**WRITTEN EXERCISE**
Which lines of the records contain "color"? Collect every one of them.

**GIVEN ENTRIES**
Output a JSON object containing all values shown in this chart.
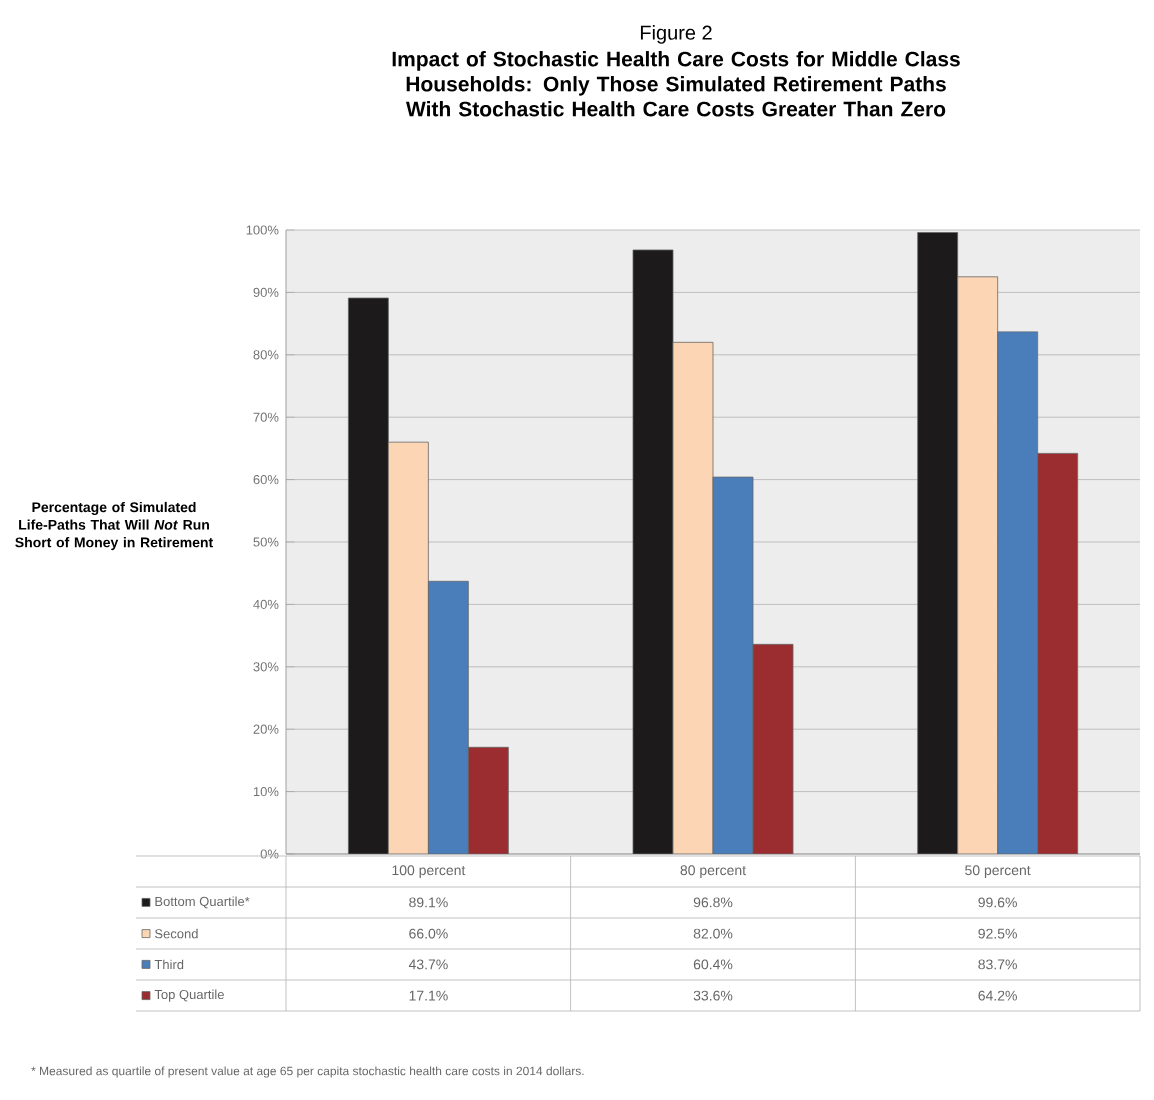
{
  "chart_data": {
    "type": "bar",
    "title": "Figure 2",
    "subtitle": "Impact of Stochastic Health Care Costs for Middle Class Households: Only Those Simulated Retirement Paths With Stochastic Health Care Costs Greater Than Zero",
    "ylabel": "Percentage of Simulated Life-Paths That Will *Not* Run Short of Money in Retirement",
    "categories": [
      "100 percent",
      "80 percent",
      "50 percent"
    ],
    "series": [
      {
        "name": "Bottom Quartile*",
        "color": "#1c1a1a",
        "values": [
          89.1,
          96.8,
          99.6
        ],
        "value_labels": [
          "89.1%",
          "96.8%",
          "99.6%"
        ]
      },
      {
        "name": "Second",
        "color": "#fcd5b5",
        "values": [
          66.0,
          82.0,
          92.5
        ],
        "value_labels": [
          "66.0%",
          "82.0%",
          "92.5%"
        ]
      },
      {
        "name": "Third",
        "color": "#4a7ebb",
        "values": [
          43.7,
          60.4,
          83.7
        ],
        "value_labels": [
          "43.7%",
          "60.4%",
          "83.7%"
        ]
      },
      {
        "name": "Top Quartile",
        "color": "#9b2d30",
        "values": [
          17.1,
          33.6,
          64.2
        ],
        "value_labels": [
          "17.1%",
          "33.6%",
          "64.2%"
        ]
      }
    ],
    "ylim": [
      0,
      100
    ],
    "yticks": [
      {
        "value": 0,
        "label": "0%"
      },
      {
        "value": 10,
        "label": "10%"
      },
      {
        "value": 20,
        "label": "20%"
      },
      {
        "value": 30,
        "label": "30%"
      },
      {
        "value": 40,
        "label": "40%"
      },
      {
        "value": 50,
        "label": "50%"
      },
      {
        "value": 60,
        "label": "60%"
      },
      {
        "value": 70,
        "label": "70%"
      },
      {
        "value": 80,
        "label": "80%"
      },
      {
        "value": 90,
        "label": "90%"
      },
      {
        "value": 100,
        "label": "100%"
      }
    ],
    "grid": "y",
    "legend": "bottom",
    "annotations": [
      "* Measured as quartile of present value at age 65 per capita stochastic health care costs in 2014 dollars."
    ]
  }
}
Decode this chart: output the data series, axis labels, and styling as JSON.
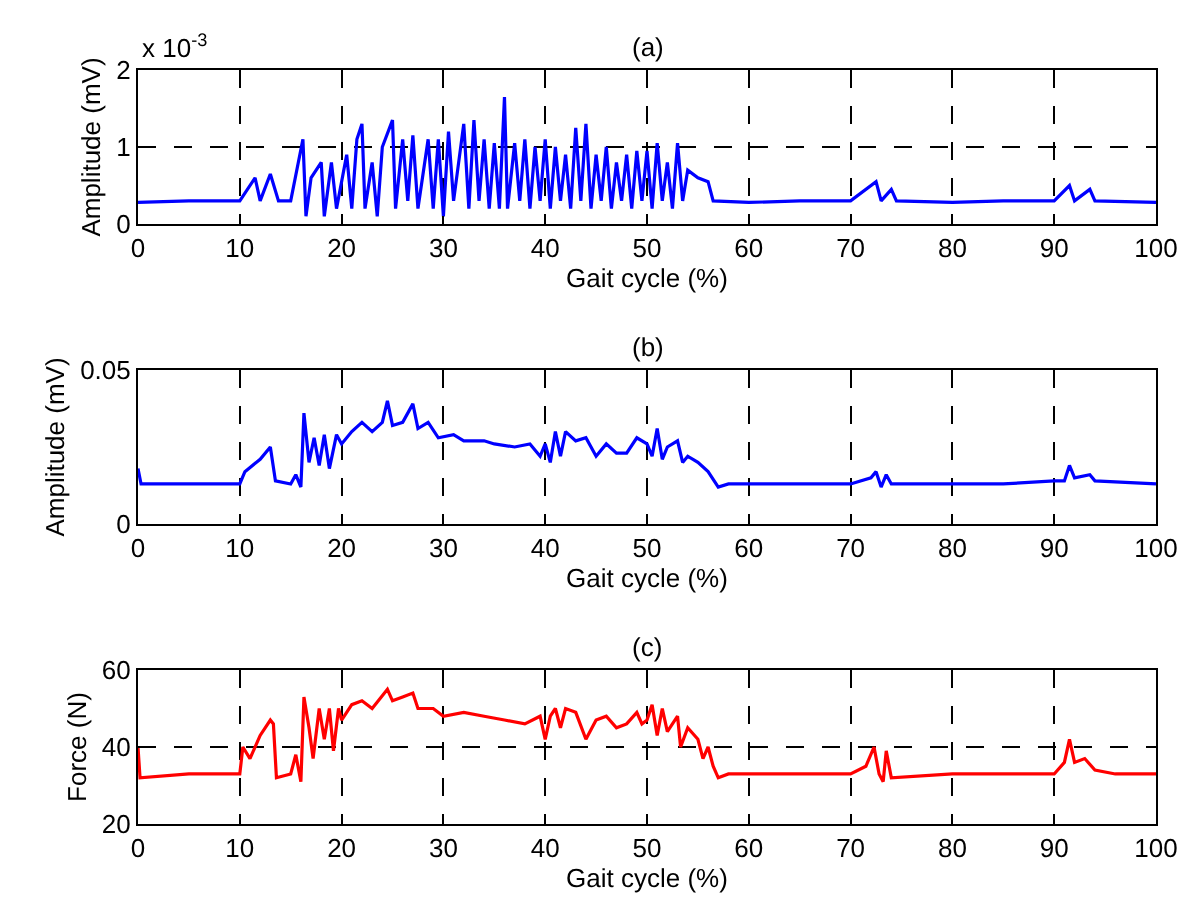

**FINAL RESULT**
        "color": "#1c1a1a",
        "color": "#fcd5b5",
        "color": "#4a7ebb",
        "color": "#9b2d30",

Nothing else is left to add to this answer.